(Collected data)
'''

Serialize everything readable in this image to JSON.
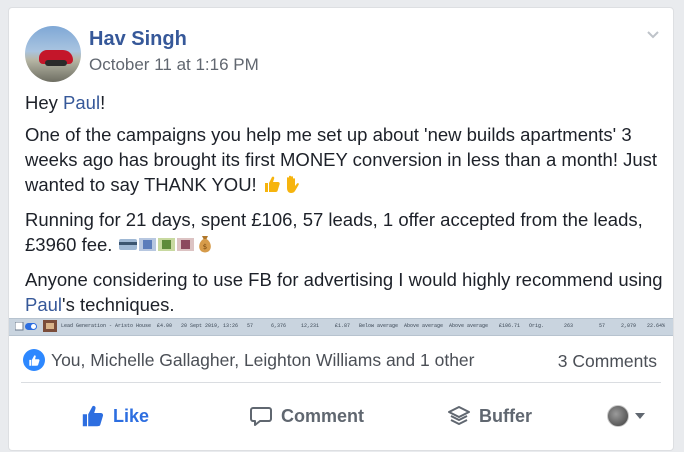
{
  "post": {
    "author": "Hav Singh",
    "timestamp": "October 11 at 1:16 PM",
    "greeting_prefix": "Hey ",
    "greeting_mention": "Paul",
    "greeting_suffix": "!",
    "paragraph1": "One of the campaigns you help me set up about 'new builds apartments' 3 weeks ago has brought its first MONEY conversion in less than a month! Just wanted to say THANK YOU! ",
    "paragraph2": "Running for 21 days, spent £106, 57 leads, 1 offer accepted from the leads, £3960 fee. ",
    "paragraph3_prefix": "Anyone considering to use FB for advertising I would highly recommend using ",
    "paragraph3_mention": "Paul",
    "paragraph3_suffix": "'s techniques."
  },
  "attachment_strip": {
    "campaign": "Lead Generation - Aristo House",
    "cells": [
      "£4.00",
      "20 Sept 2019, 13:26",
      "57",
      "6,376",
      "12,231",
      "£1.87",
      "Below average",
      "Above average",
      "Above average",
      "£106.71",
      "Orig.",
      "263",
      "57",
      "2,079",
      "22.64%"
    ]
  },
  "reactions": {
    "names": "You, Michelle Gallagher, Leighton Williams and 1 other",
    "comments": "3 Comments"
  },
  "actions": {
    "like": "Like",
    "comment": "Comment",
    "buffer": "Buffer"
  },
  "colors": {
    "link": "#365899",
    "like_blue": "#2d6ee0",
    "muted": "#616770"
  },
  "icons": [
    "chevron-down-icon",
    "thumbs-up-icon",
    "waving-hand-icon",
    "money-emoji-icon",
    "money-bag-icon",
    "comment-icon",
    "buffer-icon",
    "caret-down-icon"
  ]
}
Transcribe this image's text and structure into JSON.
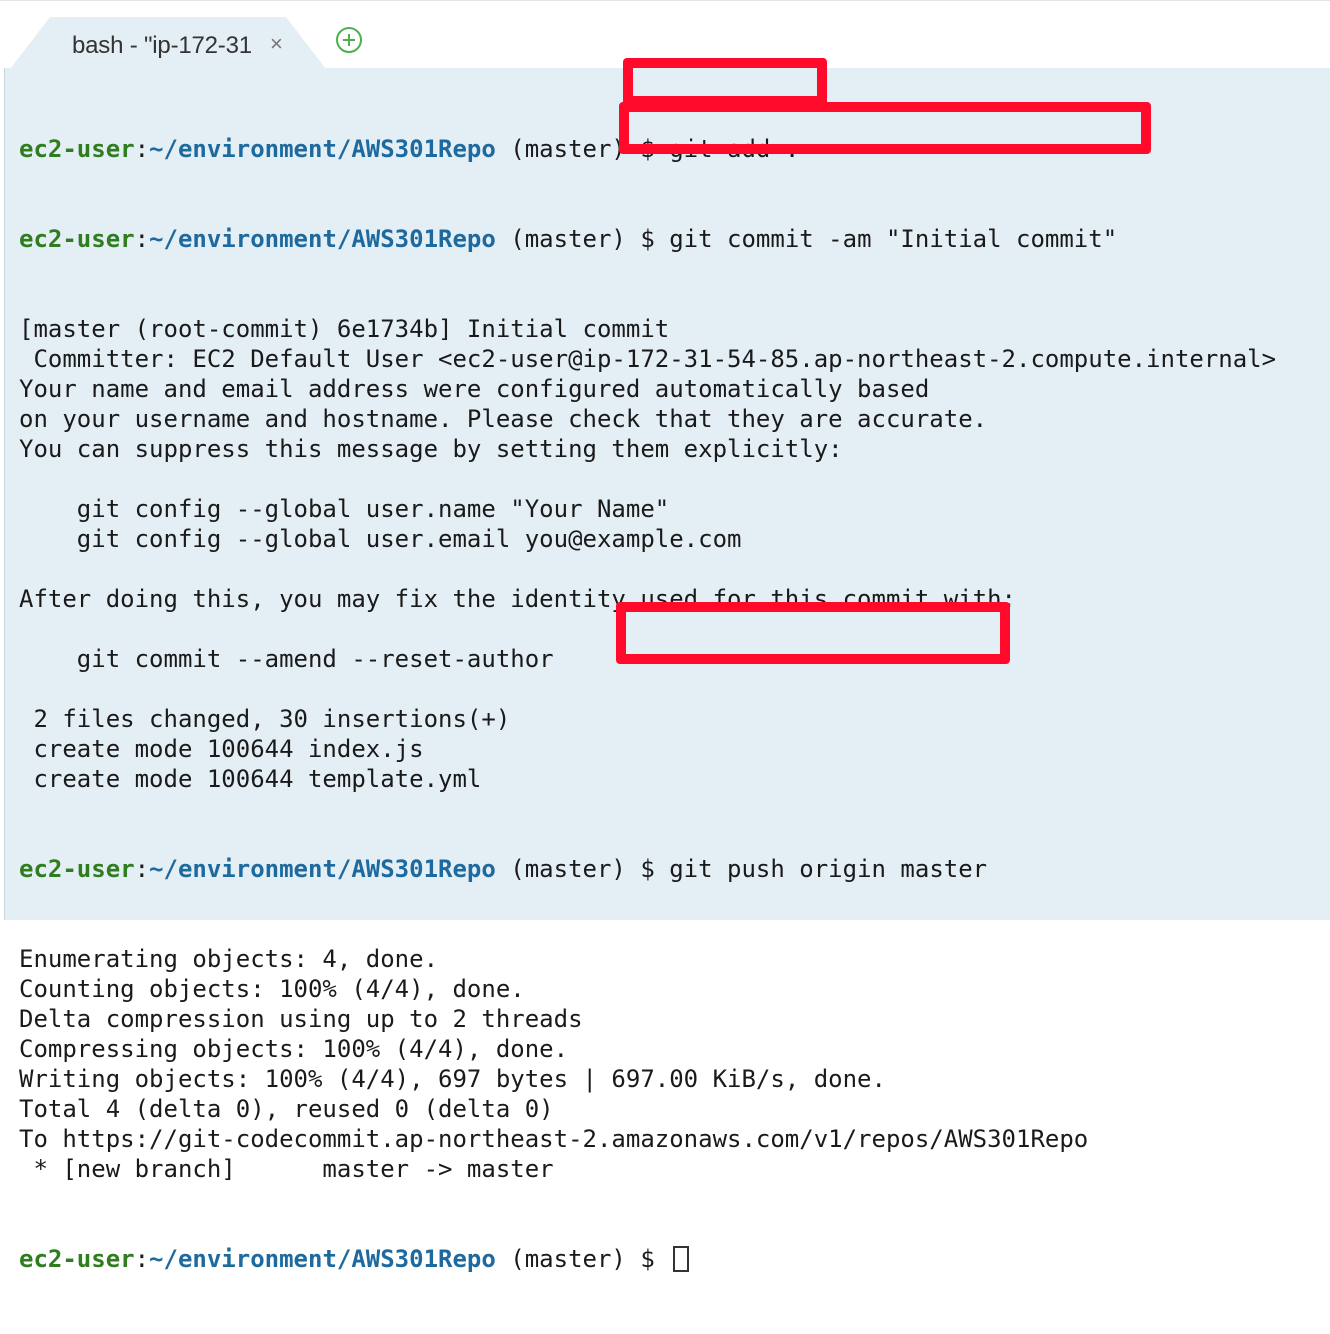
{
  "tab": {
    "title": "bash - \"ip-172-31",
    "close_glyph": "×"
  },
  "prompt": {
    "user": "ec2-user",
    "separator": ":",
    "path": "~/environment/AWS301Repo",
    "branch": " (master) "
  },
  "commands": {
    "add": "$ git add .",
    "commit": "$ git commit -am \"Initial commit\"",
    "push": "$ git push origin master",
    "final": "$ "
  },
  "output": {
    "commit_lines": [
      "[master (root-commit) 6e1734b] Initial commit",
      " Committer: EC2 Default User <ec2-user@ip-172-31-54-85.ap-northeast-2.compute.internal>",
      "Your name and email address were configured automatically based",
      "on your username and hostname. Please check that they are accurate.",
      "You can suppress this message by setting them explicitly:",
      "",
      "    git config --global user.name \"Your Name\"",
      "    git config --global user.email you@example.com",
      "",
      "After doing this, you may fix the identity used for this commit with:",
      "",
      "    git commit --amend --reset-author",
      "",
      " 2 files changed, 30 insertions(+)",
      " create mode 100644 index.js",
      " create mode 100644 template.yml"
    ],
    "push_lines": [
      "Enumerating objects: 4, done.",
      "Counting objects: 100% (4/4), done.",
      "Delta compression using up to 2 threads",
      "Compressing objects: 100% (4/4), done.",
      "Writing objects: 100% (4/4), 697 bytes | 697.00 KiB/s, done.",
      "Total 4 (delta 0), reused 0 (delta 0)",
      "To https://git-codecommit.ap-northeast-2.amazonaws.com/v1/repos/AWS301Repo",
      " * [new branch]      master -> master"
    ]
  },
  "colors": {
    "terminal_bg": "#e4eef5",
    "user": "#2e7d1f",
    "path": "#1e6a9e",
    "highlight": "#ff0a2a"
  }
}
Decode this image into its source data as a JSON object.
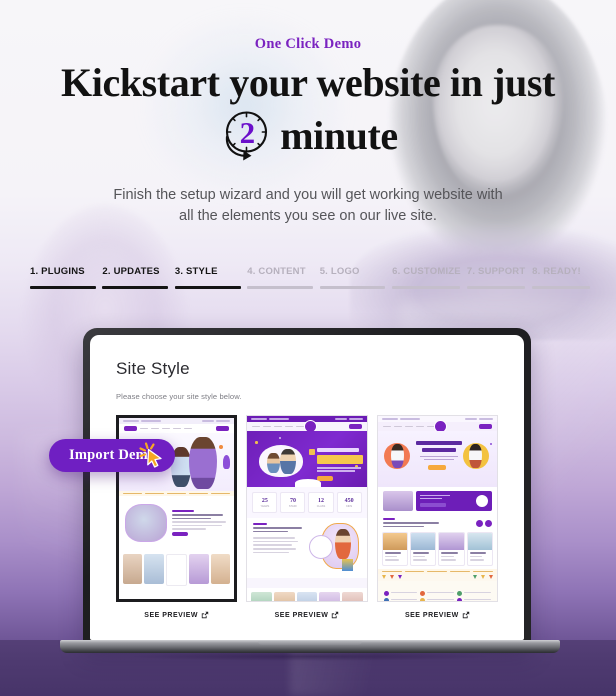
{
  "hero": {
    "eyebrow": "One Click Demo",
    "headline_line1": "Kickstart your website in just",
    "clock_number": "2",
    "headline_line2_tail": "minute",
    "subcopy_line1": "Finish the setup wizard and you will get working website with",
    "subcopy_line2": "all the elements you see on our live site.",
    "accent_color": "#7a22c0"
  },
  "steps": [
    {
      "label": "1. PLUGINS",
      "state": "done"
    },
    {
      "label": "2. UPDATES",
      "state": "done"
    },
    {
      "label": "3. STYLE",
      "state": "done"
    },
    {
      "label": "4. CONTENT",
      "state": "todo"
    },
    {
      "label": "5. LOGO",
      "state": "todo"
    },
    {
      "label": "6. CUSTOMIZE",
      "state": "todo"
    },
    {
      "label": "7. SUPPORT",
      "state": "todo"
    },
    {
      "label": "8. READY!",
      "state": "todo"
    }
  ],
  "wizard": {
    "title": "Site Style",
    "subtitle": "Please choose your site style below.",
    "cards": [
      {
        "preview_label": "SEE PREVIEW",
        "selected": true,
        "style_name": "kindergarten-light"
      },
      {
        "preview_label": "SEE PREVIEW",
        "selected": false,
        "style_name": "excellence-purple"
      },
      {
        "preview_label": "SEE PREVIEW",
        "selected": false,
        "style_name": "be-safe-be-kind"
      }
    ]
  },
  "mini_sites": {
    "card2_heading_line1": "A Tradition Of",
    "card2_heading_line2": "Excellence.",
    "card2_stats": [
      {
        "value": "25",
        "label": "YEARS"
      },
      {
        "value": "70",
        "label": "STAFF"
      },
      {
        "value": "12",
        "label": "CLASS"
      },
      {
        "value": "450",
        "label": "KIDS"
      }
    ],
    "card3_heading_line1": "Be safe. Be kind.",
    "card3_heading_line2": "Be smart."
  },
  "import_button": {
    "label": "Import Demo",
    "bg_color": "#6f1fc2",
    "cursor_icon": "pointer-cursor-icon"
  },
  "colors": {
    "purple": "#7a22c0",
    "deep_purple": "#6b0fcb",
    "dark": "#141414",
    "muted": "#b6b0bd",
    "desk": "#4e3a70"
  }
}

'''

- _What this task involves_:
Skip every picture and transcribe the data above exactly.

- _Response to the exercise_:
Serialize everything readable in this image to JSON.
{
  "post": {
    "author": "Hav Singh",
    "timestamp": "October 11 at 1:16 PM",
    "greeting_prefix": "Hey ",
    "greeting_mention": "Paul",
    "greeting_suffix": "!",
    "paragraph1": "One of the campaigns you help me set up about 'new builds apartments' 3 weeks ago has brought its first MONEY conversion in less than a month! Just wanted to say THANK YOU! ",
    "paragraph2": "Running for 21 days, spent £106, 57 leads, 1 offer accepted from the leads, £3960 fee. ",
    "paragraph3_prefix": "Anyone considering to use FB for advertising I would highly recommend using ",
    "paragraph3_mention": "Paul",
    "paragraph3_suffix": "'s techniques."
  },
  "attachment_strip": {
    "campaign": "Lead Generation - Aristo House",
    "cells": [
      "£4.00",
      "20 Sept 2019, 13:26",
      "57",
      "6,376",
      "12,231",
      "£1.87",
      "Below average",
      "Above average",
      "Above average",
      "£106.71",
      "Orig.",
      "263",
      "57",
      "2,079",
      "22.64%"
    ]
  },
  "reactions": {
    "names": "You, Michelle Gallagher, Leighton Williams and 1 other",
    "comments": "3 Comments"
  },
  "actions": {
    "like": "Like",
    "comment": "Comment",
    "buffer": "Buffer"
  },
  "colors": {
    "link": "#365899",
    "like_blue": "#2d6ee0",
    "muted": "#616770"
  },
  "icons": [
    "chevron-down-icon",
    "thumbs-up-icon",
    "waving-hand-icon",
    "money-emoji-icon",
    "money-bag-icon",
    "comment-icon",
    "buffer-icon",
    "caret-down-icon"
  ]
}
Transcribe this image's text and structure into JSON.
{
  "tab": {
    "title": "bash - \"ip-172-31",
    "close_glyph": "×"
  },
  "prompt": {
    "user": "ec2-user",
    "separator": ":",
    "path": "~/environment/AWS301Repo",
    "branch": " (master) "
  },
  "commands": {
    "add": "$ git add .",
    "commit": "$ git commit -am \"Initial commit\"",
    "push": "$ git push origin master",
    "final": "$ "
  },
  "output": {
    "commit_lines": [
      "[master (root-commit) 6e1734b] Initial commit",
      " Committer: EC2 Default User <ec2-user@ip-172-31-54-85.ap-northeast-2.compute.internal>",
      "Your name and email address were configured automatically based",
      "on your username and hostname. Please check that they are accurate.",
      "You can suppress this message by setting them explicitly:",
      "",
      "    git config --global user.name \"Your Name\"",
      "    git config --global user.email you@example.com",
      "",
      "After doing this, you may fix the identity used for this commit with:",
      "",
      "    git commit --amend --reset-author",
      "",
      " 2 files changed, 30 insertions(+)",
      " create mode 100644 index.js",
      " create mode 100644 template.yml"
    ],
    "push_lines": [
      "Enumerating objects: 4, done.",
      "Counting objects: 100% (4/4), done.",
      "Delta compression using up to 2 threads",
      "Compressing objects: 100% (4/4), done.",
      "Writing objects: 100% (4/4), 697 bytes | 697.00 KiB/s, done.",
      "Total 4 (delta 0), reused 0 (delta 0)",
      "To https://git-codecommit.ap-northeast-2.amazonaws.com/v1/repos/AWS301Repo",
      " * [new branch]      master -> master"
    ]
  },
  "colors": {
    "terminal_bg": "#e4eef5",
    "user": "#2e7d1f",
    "path": "#1e6a9e",
    "highlight": "#ff0a2a"
  }
}
Decode this image into its source data as a JSON object.
{
  "hero": {
    "eyebrow": "One Click Demo",
    "headline_line1": "Kickstart your website in just",
    "clock_number": "2",
    "headline_line2_tail": "minute",
    "subcopy_line1": "Finish the setup wizard and you will get working website with",
    "subcopy_line2": "all the elements you see on our live site.",
    "accent_color": "#7a22c0"
  },
  "steps": [
    {
      "label": "1. PLUGINS",
      "state": "done"
    },
    {
      "label": "2. UPDATES",
      "state": "done"
    },
    {
      "label": "3. STYLE",
      "state": "done"
    },
    {
      "label": "4. CONTENT",
      "state": "todo"
    },
    {
      "label": "5. LOGO",
      "state": "todo"
    },
    {
      "label": "6. CUSTOMIZE",
      "state": "todo"
    },
    {
      "label": "7. SUPPORT",
      "state": "todo"
    },
    {
      "label": "8. READY!",
      "state": "todo"
    }
  ],
  "wizard": {
    "title": "Site Style",
    "subtitle": "Please choose your site style below.",
    "cards": [
      {
        "preview_label": "SEE PREVIEW",
        "selected": true,
        "style_name": "kindergarten-light"
      },
      {
        "preview_label": "SEE PREVIEW",
        "selected": false,
        "style_name": "excellence-purple"
      },
      {
        "preview_label": "SEE PREVIEW",
        "selected": false,
        "style_name": "be-safe-be-kind"
      }
    ]
  },
  "mini_sites": {
    "card2_heading_line1": "A Tradition Of",
    "card2_heading_line2": "Excellence.",
    "card2_stats": [
      {
        "value": "25",
        "label": "YEARS"
      },
      {
        "value": "70",
        "label": "STAFF"
      },
      {
        "value": "12",
        "label": "CLASS"
      },
      {
        "value": "450",
        "label": "KIDS"
      }
    ],
    "card3_heading_line1": "Be safe. Be kind.",
    "card3_heading_line2": "Be smart."
  },
  "import_button": {
    "label": "Import Demo",
    "bg_color": "#6f1fc2",
    "cursor_icon": "pointer-cursor-icon"
  },
  "colors": {
    "purple": "#7a22c0",
    "deep_purple": "#6b0fcb",
    "dark": "#141414",
    "muted": "#b6b0bd",
    "desk": "#4e3a70"
  }
}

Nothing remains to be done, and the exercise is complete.